Provided records
— Begin —

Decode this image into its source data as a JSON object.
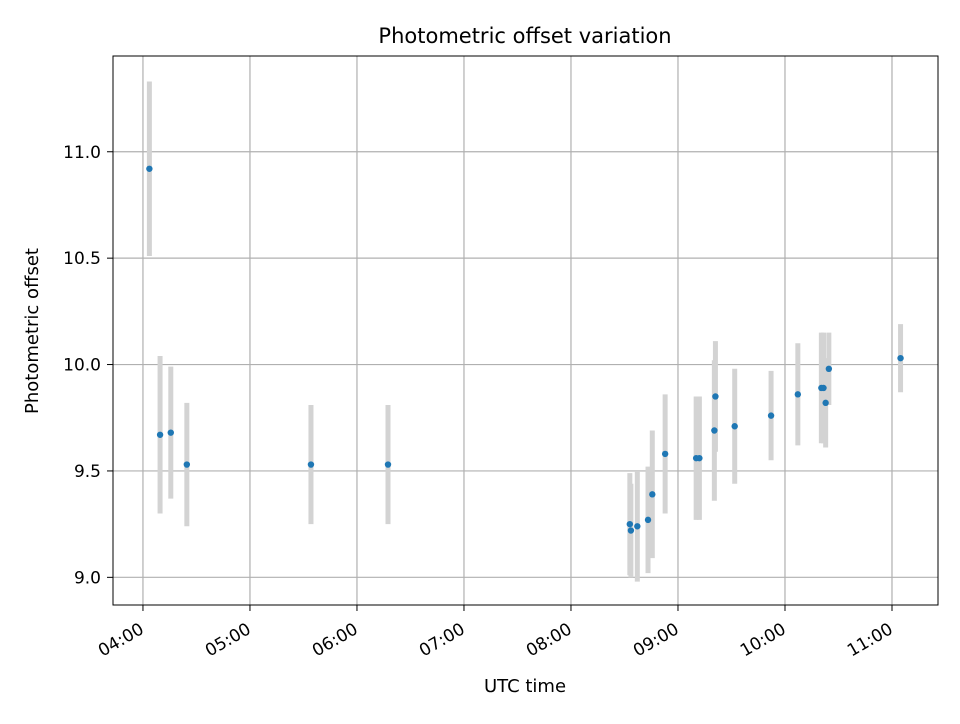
{
  "chart_data": {
    "type": "scatter",
    "title": "Photometric offset variation",
    "xlabel": "UTC time",
    "ylabel": "Photometric offset",
    "x_unit": "UTC time (hours)",
    "xlim": [
      3.72,
      11.43
    ],
    "ylim": [
      8.87,
      11.45
    ],
    "x_ticks": [
      {
        "value": 4,
        "label": "04:00"
      },
      {
        "value": 5,
        "label": "05:00"
      },
      {
        "value": 6,
        "label": "06:00"
      },
      {
        "value": 7,
        "label": "07:00"
      },
      {
        "value": 8,
        "label": "08:00"
      },
      {
        "value": 9,
        "label": "09:00"
      },
      {
        "value": 10,
        "label": "10:00"
      },
      {
        "value": 11,
        "label": "11:00"
      }
    ],
    "y_ticks": [
      {
        "value": 9.0,
        "label": "9.0"
      },
      {
        "value": 9.5,
        "label": "9.5"
      },
      {
        "value": 10.0,
        "label": "10.0"
      },
      {
        "value": 10.5,
        "label": "10.5"
      },
      {
        "value": 11.0,
        "label": "11.0"
      }
    ],
    "grid": true,
    "colors": {
      "points": "#1f77b4",
      "errorbars": "#d3d3d3",
      "grid": "#b0b0b0"
    },
    "points": [
      {
        "x": 4.06,
        "y": 10.92,
        "err": 0.41
      },
      {
        "x": 4.16,
        "y": 9.67,
        "err": 0.37
      },
      {
        "x": 4.26,
        "y": 9.68,
        "err": 0.31
      },
      {
        "x": 4.41,
        "y": 9.53,
        "err": 0.29
      },
      {
        "x": 5.57,
        "y": 9.53,
        "err": 0.28
      },
      {
        "x": 6.29,
        "y": 9.53,
        "err": 0.28
      },
      {
        "x": 8.55,
        "y": 9.25,
        "err": 0.24
      },
      {
        "x": 8.56,
        "y": 9.22,
        "err": 0.22
      },
      {
        "x": 8.62,
        "y": 9.24,
        "err": 0.26
      },
      {
        "x": 8.72,
        "y": 9.27,
        "err": 0.25
      },
      {
        "x": 8.76,
        "y": 9.39,
        "err": 0.3
      },
      {
        "x": 8.88,
        "y": 9.58,
        "err": 0.28
      },
      {
        "x": 9.17,
        "y": 9.56,
        "err": 0.29
      },
      {
        "x": 9.2,
        "y": 9.56,
        "err": 0.29
      },
      {
        "x": 9.34,
        "y": 9.69,
        "err": 0.33
      },
      {
        "x": 9.35,
        "y": 9.85,
        "err": 0.26
      },
      {
        "x": 9.53,
        "y": 9.71,
        "err": 0.27
      },
      {
        "x": 9.87,
        "y": 9.76,
        "err": 0.21
      },
      {
        "x": 10.12,
        "y": 9.86,
        "err": 0.24
      },
      {
        "x": 10.34,
        "y": 9.89,
        "err": 0.26
      },
      {
        "x": 10.36,
        "y": 9.89,
        "err": 0.26
      },
      {
        "x": 10.38,
        "y": 9.82,
        "err": 0.21
      },
      {
        "x": 10.41,
        "y": 9.98,
        "err": 0.17
      },
      {
        "x": 11.08,
        "y": 10.03,
        "err": 0.16
      }
    ]
  }
}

— End —

Instructions to follow
Produce an exact copy of each line of data, skipping embedded images.

Solution for this exercise
Decode this image into its source data as a JSON object.
{
  "chart_data": {
    "type": "scatter",
    "title": "Photometric offset variation",
    "xlabel": "UTC time",
    "ylabel": "Photometric offset",
    "x_unit": "UTC time (hours)",
    "xlim": [
      3.72,
      11.43
    ],
    "ylim": [
      8.87,
      11.45
    ],
    "x_ticks": [
      {
        "value": 4,
        "label": "04:00"
      },
      {
        "value": 5,
        "label": "05:00"
      },
      {
        "value": 6,
        "label": "06:00"
      },
      {
        "value": 7,
        "label": "07:00"
      },
      {
        "value": 8,
        "label": "08:00"
      },
      {
        "value": 9,
        "label": "09:00"
      },
      {
        "value": 10,
        "label": "10:00"
      },
      {
        "value": 11,
        "label": "11:00"
      }
    ],
    "y_ticks": [
      {
        "value": 9.0,
        "label": "9.0"
      },
      {
        "value": 9.5,
        "label": "9.5"
      },
      {
        "value": 10.0,
        "label": "10.0"
      },
      {
        "value": 10.5,
        "label": "10.5"
      },
      {
        "value": 11.0,
        "label": "11.0"
      }
    ],
    "grid": true,
    "colors": {
      "points": "#1f77b4",
      "errorbars": "#d3d3d3",
      "grid": "#b0b0b0"
    },
    "points": [
      {
        "x": 4.06,
        "y": 10.92,
        "err": 0.41
      },
      {
        "x": 4.16,
        "y": 9.67,
        "err": 0.37
      },
      {
        "x": 4.26,
        "y": 9.68,
        "err": 0.31
      },
      {
        "x": 4.41,
        "y": 9.53,
        "err": 0.29
      },
      {
        "x": 5.57,
        "y": 9.53,
        "err": 0.28
      },
      {
        "x": 6.29,
        "y": 9.53,
        "err": 0.28
      },
      {
        "x": 8.55,
        "y": 9.25,
        "err": 0.24
      },
      {
        "x": 8.56,
        "y": 9.22,
        "err": 0.22
      },
      {
        "x": 8.62,
        "y": 9.24,
        "err": 0.26
      },
      {
        "x": 8.72,
        "y": 9.27,
        "err": 0.25
      },
      {
        "x": 8.76,
        "y": 9.39,
        "err": 0.3
      },
      {
        "x": 8.88,
        "y": 9.58,
        "err": 0.28
      },
      {
        "x": 9.17,
        "y": 9.56,
        "err": 0.29
      },
      {
        "x": 9.2,
        "y": 9.56,
        "err": 0.29
      },
      {
        "x": 9.34,
        "y": 9.69,
        "err": 0.33
      },
      {
        "x": 9.35,
        "y": 9.85,
        "err": 0.26
      },
      {
        "x": 9.53,
        "y": 9.71,
        "err": 0.27
      },
      {
        "x": 9.87,
        "y": 9.76,
        "err": 0.21
      },
      {
        "x": 10.12,
        "y": 9.86,
        "err": 0.24
      },
      {
        "x": 10.34,
        "y": 9.89,
        "err": 0.26
      },
      {
        "x": 10.36,
        "y": 9.89,
        "err": 0.26
      },
      {
        "x": 10.38,
        "y": 9.82,
        "err": 0.21
      },
      {
        "x": 10.41,
        "y": 9.98,
        "err": 0.17
      },
      {
        "x": 11.08,
        "y": 10.03,
        "err": 0.16
      }
    ]
  }
}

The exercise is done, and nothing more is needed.